— Start of MATERIAL PROVIDED —

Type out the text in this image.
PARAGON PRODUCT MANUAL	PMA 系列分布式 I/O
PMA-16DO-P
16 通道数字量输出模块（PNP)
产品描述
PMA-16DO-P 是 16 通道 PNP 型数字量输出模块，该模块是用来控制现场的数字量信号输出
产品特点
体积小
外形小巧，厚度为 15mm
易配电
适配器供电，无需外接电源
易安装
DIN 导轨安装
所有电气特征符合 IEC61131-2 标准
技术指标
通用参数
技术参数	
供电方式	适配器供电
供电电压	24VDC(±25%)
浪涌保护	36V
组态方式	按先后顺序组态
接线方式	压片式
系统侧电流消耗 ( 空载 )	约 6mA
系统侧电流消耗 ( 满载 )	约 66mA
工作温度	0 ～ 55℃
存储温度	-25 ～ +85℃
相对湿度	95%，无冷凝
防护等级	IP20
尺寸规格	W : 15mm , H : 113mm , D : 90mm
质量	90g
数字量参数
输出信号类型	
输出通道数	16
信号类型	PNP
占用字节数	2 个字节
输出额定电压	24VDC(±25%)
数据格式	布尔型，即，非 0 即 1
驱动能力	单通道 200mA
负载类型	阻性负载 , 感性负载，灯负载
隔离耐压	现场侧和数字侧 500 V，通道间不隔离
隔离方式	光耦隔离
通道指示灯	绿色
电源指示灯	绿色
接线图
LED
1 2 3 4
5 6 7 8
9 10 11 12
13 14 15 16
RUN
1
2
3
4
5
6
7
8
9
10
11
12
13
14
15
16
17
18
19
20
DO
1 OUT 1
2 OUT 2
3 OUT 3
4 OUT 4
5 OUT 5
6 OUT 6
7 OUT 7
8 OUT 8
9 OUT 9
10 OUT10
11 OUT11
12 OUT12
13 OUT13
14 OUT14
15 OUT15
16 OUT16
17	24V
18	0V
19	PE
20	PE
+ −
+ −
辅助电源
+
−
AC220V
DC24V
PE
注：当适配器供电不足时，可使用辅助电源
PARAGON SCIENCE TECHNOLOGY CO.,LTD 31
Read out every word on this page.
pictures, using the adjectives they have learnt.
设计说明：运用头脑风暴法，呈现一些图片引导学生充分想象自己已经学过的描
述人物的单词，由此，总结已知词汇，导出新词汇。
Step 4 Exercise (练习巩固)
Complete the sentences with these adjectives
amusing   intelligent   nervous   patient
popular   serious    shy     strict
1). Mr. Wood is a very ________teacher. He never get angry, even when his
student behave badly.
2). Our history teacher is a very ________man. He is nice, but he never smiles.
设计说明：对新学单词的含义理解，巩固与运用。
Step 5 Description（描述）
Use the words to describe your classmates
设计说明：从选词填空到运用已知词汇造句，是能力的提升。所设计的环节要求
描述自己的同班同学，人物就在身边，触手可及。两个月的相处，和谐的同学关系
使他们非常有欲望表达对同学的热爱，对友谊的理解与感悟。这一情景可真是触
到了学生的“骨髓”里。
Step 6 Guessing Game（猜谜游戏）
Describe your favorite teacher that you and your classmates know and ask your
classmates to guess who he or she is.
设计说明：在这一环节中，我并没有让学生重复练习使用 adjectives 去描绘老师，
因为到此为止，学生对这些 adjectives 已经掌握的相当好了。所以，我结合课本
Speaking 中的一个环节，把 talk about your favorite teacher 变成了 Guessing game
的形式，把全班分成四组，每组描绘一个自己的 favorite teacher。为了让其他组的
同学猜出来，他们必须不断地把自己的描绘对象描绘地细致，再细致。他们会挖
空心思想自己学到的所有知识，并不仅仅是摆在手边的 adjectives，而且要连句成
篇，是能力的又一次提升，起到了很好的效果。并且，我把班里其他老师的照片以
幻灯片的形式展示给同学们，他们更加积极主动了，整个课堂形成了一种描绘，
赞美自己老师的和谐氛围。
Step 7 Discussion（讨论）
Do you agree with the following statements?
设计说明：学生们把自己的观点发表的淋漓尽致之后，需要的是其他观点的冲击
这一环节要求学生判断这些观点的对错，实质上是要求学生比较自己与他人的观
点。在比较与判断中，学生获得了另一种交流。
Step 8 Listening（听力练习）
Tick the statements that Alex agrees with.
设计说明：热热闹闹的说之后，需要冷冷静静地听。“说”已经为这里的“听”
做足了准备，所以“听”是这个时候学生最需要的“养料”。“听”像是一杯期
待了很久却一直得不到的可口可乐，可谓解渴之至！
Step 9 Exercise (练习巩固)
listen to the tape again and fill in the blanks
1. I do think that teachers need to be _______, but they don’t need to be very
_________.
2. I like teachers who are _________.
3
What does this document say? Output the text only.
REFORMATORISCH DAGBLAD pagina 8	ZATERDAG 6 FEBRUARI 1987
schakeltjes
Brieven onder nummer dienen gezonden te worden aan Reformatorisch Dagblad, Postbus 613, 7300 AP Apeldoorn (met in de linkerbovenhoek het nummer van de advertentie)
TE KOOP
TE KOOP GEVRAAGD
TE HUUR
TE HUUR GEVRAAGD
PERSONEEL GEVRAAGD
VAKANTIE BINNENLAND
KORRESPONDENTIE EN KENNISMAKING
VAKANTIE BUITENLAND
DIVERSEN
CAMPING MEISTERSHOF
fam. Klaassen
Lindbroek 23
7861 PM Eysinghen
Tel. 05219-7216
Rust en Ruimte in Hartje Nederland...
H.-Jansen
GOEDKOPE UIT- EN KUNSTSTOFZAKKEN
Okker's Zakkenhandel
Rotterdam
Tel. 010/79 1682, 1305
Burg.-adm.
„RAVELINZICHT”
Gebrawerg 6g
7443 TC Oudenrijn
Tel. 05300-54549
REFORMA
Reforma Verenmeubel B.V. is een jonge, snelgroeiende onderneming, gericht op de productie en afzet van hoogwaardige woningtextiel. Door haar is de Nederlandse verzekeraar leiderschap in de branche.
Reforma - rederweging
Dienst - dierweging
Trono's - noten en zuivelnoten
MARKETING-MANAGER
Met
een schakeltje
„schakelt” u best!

— End of MATERIAL PROVIDED —

▶ [GIVEN PROBLEM] Quote each line of the listing above exactly.

▶ [EXPECTED OUTPUT]
Type out the text in this image.
PARAGON PRODUCT MANUAL	PMA 系列分布式 I/O
PMA-16DO-P
16 通道数字量输出模块（PNP)
产品描述
PMA-16DO-P 是 16 通道 PNP 型数字量输出模块，该模块是用来控制现场的数字量信号输出
产品特点
体积小
外形小巧，厚度为 15mm
易配电
适配器供电，无需外接电源
易安装
DIN 导轨安装
所有电气特征符合 IEC61131-2 标准
技术指标
通用参数
技术参数	
供电方式	适配器供电
供电电压	24VDC(±25%)
浪涌保护	36V
组态方式	按先后顺序组态
接线方式	压片式
系统侧电流消耗 ( 空载 )	约 6mA
系统侧电流消耗 ( 满载 )	约 66mA
工作温度	0 ～ 55℃
存储温度	-25 ～ +85℃
相对湿度	95%，无冷凝
防护等级	IP20
尺寸规格	W : 15mm , H : 113mm , D : 90mm
质量	90g
数字量参数
输出信号类型	
输出通道数	16
信号类型	PNP
占用字节数	2 个字节
输出额定电压	24VDC(±25%)
数据格式	布尔型，即，非 0 即 1
驱动能力	单通道 200mA
负载类型	阻性负载 , 感性负载，灯负载
隔离耐压	现场侧和数字侧 500 V，通道间不隔离
隔离方式	光耦隔离
通道指示灯	绿色
电源指示灯	绿色
接线图
LED
1 2 3 4
5 6 7 8
9 10 11 12
13 14 15 16
RUN
1
2
3
4
5
6
7
8
9
10
11
12
13
14
15
16
17
18
19
20
DO
1 OUT 1
2 OUT 2
3 OUT 3
4 OUT 4
5 OUT 5
6 OUT 6
7 OUT 7
8 OUT 8
9 OUT 9
10 OUT10
11 OUT11
12 OUT12
13 OUT13
14 OUT14
15 OUT15
16 OUT16
17	24V
18	0V
19	PE
20	PE
+ −
+ −
辅助电源
+
−
AC220V
DC24V
PE
注：当适配器供电不足时，可使用辅助电源
PARAGON SCIENCE TECHNOLOGY CO.,LTD 31
Read out every word on this page.
pictures, using the adjectives they have learnt.
设计说明：运用头脑风暴法，呈现一些图片引导学生充分想象自己已经学过的描
述人物的单词，由此，总结已知词汇，导出新词汇。
Step 4 Exercise (练习巩固)
Complete the sentences with these adjectives
amusing   intelligent   nervous   patient
popular   serious    shy     strict
1). Mr. Wood is a very ________teacher. He never get angry, even when his
student behave badly.
2). Our history teacher is a very ________man. He is nice, but he never smiles.
设计说明：对新学单词的含义理解，巩固与运用。
Step 5 Description（描述）
Use the words to describe your classmates
设计说明：从选词填空到运用已知词汇造句，是能力的提升。所设计的环节要求
描述自己的同班同学，人物就在身边，触手可及。两个月的相处，和谐的同学关系
使他们非常有欲望表达对同学的热爱，对友谊的理解与感悟。这一情景可真是触
到了学生的“骨髓”里。
Step 6 Guessing Game（猜谜游戏）
Describe your favorite teacher that you and your classmates know and ask your
classmates to guess who he or she is.
设计说明：在这一环节中，我并没有让学生重复练习使用 adjectives 去描绘老师，
因为到此为止，学生对这些 adjectives 已经掌握的相当好了。所以，我结合课本
Speaking 中的一个环节，把 talk about your favorite teacher 变成了 Guessing game
的形式，把全班分成四组，每组描绘一个自己的 favorite teacher。为了让其他组的
同学猜出来，他们必须不断地把自己的描绘对象描绘地细致，再细致。他们会挖
空心思想自己学到的所有知识，并不仅仅是摆在手边的 adjectives，而且要连句成
篇，是能力的又一次提升，起到了很好的效果。并且，我把班里其他老师的照片以
幻灯片的形式展示给同学们，他们更加积极主动了，整个课堂形成了一种描绘，
赞美自己老师的和谐氛围。
Step 7 Discussion（讨论）
Do you agree with the following statements?
设计说明：学生们把自己的观点发表的淋漓尽致之后，需要的是其他观点的冲击
这一环节要求学生判断这些观点的对错，实质上是要求学生比较自己与他人的观
点。在比较与判断中，学生获得了另一种交流。
Step 8 Listening（听力练习）
Tick the statements that Alex agrees with.
设计说明：热热闹闹的说之后，需要冷冷静静地听。“说”已经为这里的“听”
做足了准备，所以“听”是这个时候学生最需要的“养料”。“听”像是一杯期
待了很久却一直得不到的可口可乐，可谓解渴之至！
Step 9 Exercise (练习巩固)
listen to the tape again and fill in the blanks
1. I do think that teachers need to be _______, but they don’t need to be very
_________.
2. I like teachers who are _________.
3
What does this document say? Output the text only.
REFORMATORISCH DAGBLAD pagina 8	ZATERDAG 6 FEBRUARI 1987
schakeltjes
Brieven onder nummer dienen gezonden te worden aan Reformatorisch Dagblad, Postbus 613, 7300 AP Apeldoorn (met in de linkerbovenhoek het nummer van de advertentie)
TE KOOP
TE KOOP GEVRAAGD
TE HUUR
TE HUUR GEVRAAGD
PERSONEEL GEVRAAGD
VAKANTIE BINNENLAND
KORRESPONDENTIE EN KENNISMAKING
VAKANTIE BUITENLAND
DIVERSEN
CAMPING MEISTERSHOF
fam. Klaassen
Lindbroek 23
7861 PM Eysinghen
Tel. 05219-7216
Rust en Ruimte in Hartje Nederland...
H.-Jansen
GOEDKOPE UIT- EN KUNSTSTOFZAKKEN
Okker's Zakkenhandel
Rotterdam
Tel. 010/79 1682, 1305
Burg.-adm.
„RAVELINZICHT”
Gebrawerg 6g
7443 TC Oudenrijn
Tel. 05300-54549
REFORMA
Reforma Verenmeubel B.V. is een jonge, snelgroeiende onderneming, gericht op de productie en afzet van hoogwaardige woningtextiel. Door haar is de Nederlandse verzekeraar leiderschap in de branche.
Reforma - rederweging
Dienst - dierweging
Trono's - noten en zuivelnoten
MARKETING-MANAGER
Met
een schakeltje
„schakelt” u best!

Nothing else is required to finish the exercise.